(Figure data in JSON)
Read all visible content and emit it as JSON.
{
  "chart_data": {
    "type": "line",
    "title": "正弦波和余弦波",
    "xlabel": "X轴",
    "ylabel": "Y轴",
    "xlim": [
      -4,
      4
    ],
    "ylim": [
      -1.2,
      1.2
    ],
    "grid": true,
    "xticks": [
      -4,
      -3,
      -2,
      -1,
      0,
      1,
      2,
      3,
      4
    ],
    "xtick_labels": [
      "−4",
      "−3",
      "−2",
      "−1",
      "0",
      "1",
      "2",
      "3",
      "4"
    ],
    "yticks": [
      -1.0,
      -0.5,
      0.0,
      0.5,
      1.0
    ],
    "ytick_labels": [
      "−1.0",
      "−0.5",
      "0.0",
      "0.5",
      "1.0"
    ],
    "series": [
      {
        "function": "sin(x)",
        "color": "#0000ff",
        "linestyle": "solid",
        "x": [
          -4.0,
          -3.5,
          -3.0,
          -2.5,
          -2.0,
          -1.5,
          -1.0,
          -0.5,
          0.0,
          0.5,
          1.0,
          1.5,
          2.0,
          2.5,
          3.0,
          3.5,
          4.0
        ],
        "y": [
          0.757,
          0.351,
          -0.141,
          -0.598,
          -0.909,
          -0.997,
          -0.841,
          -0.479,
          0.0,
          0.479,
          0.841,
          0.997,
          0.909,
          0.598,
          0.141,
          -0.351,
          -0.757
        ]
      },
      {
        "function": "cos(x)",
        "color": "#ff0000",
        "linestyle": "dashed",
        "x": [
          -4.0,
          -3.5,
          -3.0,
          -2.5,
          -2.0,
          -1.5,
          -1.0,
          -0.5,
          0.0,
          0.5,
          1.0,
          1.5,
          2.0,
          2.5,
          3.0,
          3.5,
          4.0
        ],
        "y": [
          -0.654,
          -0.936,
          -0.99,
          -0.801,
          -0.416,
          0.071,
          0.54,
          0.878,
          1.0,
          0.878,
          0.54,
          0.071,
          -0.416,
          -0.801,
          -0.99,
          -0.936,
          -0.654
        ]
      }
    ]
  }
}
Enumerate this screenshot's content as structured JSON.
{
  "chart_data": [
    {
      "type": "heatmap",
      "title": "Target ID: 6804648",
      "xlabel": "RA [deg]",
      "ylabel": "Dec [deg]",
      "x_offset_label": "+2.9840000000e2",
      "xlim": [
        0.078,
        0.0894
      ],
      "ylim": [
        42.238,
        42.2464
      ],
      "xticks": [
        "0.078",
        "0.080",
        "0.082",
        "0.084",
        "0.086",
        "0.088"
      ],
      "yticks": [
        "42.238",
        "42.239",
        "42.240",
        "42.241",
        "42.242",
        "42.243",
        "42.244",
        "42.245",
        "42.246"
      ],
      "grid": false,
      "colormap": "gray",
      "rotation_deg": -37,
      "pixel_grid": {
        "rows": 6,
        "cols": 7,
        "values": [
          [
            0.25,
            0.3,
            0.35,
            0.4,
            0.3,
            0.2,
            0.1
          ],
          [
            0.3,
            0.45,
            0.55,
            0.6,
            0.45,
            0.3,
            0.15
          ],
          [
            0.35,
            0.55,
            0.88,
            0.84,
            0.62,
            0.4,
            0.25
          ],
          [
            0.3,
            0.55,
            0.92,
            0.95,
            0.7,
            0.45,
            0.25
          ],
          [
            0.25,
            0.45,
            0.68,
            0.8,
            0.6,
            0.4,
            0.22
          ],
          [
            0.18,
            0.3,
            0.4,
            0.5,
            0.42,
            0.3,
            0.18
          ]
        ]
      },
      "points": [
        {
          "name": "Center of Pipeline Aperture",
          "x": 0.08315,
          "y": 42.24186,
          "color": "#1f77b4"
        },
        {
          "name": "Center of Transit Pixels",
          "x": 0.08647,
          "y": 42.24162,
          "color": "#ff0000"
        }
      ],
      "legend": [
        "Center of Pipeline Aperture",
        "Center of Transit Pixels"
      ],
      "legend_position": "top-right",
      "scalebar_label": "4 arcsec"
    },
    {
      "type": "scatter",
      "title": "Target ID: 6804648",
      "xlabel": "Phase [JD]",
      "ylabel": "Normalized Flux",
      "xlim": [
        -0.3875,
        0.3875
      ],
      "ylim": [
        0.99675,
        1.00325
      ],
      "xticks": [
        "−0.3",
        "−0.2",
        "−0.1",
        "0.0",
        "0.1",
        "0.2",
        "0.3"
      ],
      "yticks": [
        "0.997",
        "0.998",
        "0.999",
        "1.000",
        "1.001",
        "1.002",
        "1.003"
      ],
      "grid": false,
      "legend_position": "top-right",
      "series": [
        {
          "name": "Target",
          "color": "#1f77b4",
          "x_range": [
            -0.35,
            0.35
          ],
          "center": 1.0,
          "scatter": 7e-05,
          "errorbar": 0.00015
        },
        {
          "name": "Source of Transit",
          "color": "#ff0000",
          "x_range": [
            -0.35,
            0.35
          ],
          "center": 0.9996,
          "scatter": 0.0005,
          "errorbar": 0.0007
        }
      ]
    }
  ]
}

GIVEN PROBLEM:
All entries must be repeated verbatim.

OUTPUT FOR THIS TASK:
Read all visible content and emit it as JSON.
{
  "chart_data": {
    "type": "line",
    "title": "正弦波和余弦波",
    "xlabel": "X轴",
    "ylabel": "Y轴",
    "xlim": [
      -4,
      4
    ],
    "ylim": [
      -1.2,
      1.2
    ],
    "grid": true,
    "xticks": [
      -4,
      -3,
      -2,
      -1,
      0,
      1,
      2,
      3,
      4
    ],
    "xtick_labels": [
      "−4",
      "−3",
      "−2",
      "−1",
      "0",
      "1",
      "2",
      "3",
      "4"
    ],
    "yticks": [
      -1.0,
      -0.5,
      0.0,
      0.5,
      1.0
    ],
    "ytick_labels": [
      "−1.0",
      "−0.5",
      "0.0",
      "0.5",
      "1.0"
    ],
    "series": [
      {
        "function": "sin(x)",
        "color": "#0000ff",
        "linestyle": "solid",
        "x": [
          -4.0,
          -3.5,
          -3.0,
          -2.5,
          -2.0,
          -1.5,
          -1.0,
          -0.5,
          0.0,
          0.5,
          1.0,
          1.5,
          2.0,
          2.5,
          3.0,
          3.5,
          4.0
        ],
        "y": [
          0.757,
          0.351,
          -0.141,
          -0.598,
          -0.909,
          -0.997,
          -0.841,
          -0.479,
          0.0,
          0.479,
          0.841,
          0.997,
          0.909,
          0.598,
          0.141,
          -0.351,
          -0.757
        ]
      },
      {
        "function": "cos(x)",
        "color": "#ff0000",
        "linestyle": "dashed",
        "x": [
          -4.0,
          -3.5,
          -3.0,
          -2.5,
          -2.0,
          -1.5,
          -1.0,
          -0.5,
          0.0,
          0.5,
          1.0,
          1.5,
          2.0,
          2.5,
          3.0,
          3.5,
          4.0
        ],
        "y": [
          -0.654,
          -0.936,
          -0.99,
          -0.801,
          -0.416,
          0.071,
          0.54,
          0.878,
          1.0,
          0.878,
          0.54,
          0.071,
          -0.416,
          -0.801,
          -0.99,
          -0.936,
          -0.654
        ]
      }
    ]
  }
}
Enumerate this screenshot's content as structured JSON.
{
  "chart_data": [
    {
      "type": "heatmap",
      "title": "Target ID: 6804648",
      "xlabel": "RA [deg]",
      "ylabel": "Dec [deg]",
      "x_offset_label": "+2.9840000000e2",
      "xlim": [
        0.078,
        0.0894
      ],
      "ylim": [
        42.238,
        42.2464
      ],
      "xticks": [
        "0.078",
        "0.080",
        "0.082",
        "0.084",
        "0.086",
        "0.088"
      ],
      "yticks": [
        "42.238",
        "42.239",
        "42.240",
        "42.241",
        "42.242",
        "42.243",
        "42.244",
        "42.245",
        "42.246"
      ],
      "grid": false,
      "colormap": "gray",
      "rotation_deg": -37,
      "pixel_grid": {
        "rows": 6,
        "cols": 7,
        "values": [
          [
            0.25,
            0.3,
            0.35,
            0.4,
            0.3,
            0.2,
            0.1
          ],
          [
            0.3,
            0.45,
            0.55,
            0.6,
            0.45,
            0.3,
            0.15
          ],
          [
            0.35,
            0.55,
            0.88,
            0.84,
            0.62,
            0.4,
            0.25
          ],
          [
            0.3,
            0.55,
            0.92,
            0.95,
            0.7,
            0.45,
            0.25
          ],
          [
            0.25,
            0.45,
            0.68,
            0.8,
            0.6,
            0.4,
            0.22
          ],
          [
            0.18,
            0.3,
            0.4,
            0.5,
            0.42,
            0.3,
            0.18
          ]
        ]
      },
      "points": [
        {
          "name": "Center of Pipeline Aperture",
          "x": 0.08315,
          "y": 42.24186,
          "color": "#1f77b4"
        },
        {
          "name": "Center of Transit Pixels",
          "x": 0.08647,
          "y": 42.24162,
          "color": "#ff0000"
        }
      ],
      "legend": [
        "Center of Pipeline Aperture",
        "Center of Transit Pixels"
      ],
      "legend_position": "top-right",
      "scalebar_label": "4 arcsec"
    },
    {
      "type": "scatter",
      "title": "Target ID: 6804648",
      "xlabel": "Phase [JD]",
      "ylabel": "Normalized Flux",
      "xlim": [
        -0.3875,
        0.3875
      ],
      "ylim": [
        0.99675,
        1.00325
      ],
      "xticks": [
        "−0.3",
        "−0.2",
        "−0.1",
        "0.0",
        "0.1",
        "0.2",
        "0.3"
      ],
      "yticks": [
        "0.997",
        "0.998",
        "0.999",
        "1.000",
        "1.001",
        "1.002",
        "1.003"
      ],
      "grid": false,
      "legend_position": "top-right",
      "series": [
        {
          "name": "Target",
          "color": "#1f77b4",
          "x_range": [
            -0.35,
            0.35
          ],
          "center": 1.0,
          "scatter": 7e-05,
          "errorbar": 0.00015
        },
        {
          "name": "Source of Transit",
          "color": "#ff0000",
          "x_range": [
            -0.35,
            0.35
          ],
          "center": 0.9996,
          "scatter": 0.0005,
          "errorbar": 0.0007
        }
      ]
    }
  ]
}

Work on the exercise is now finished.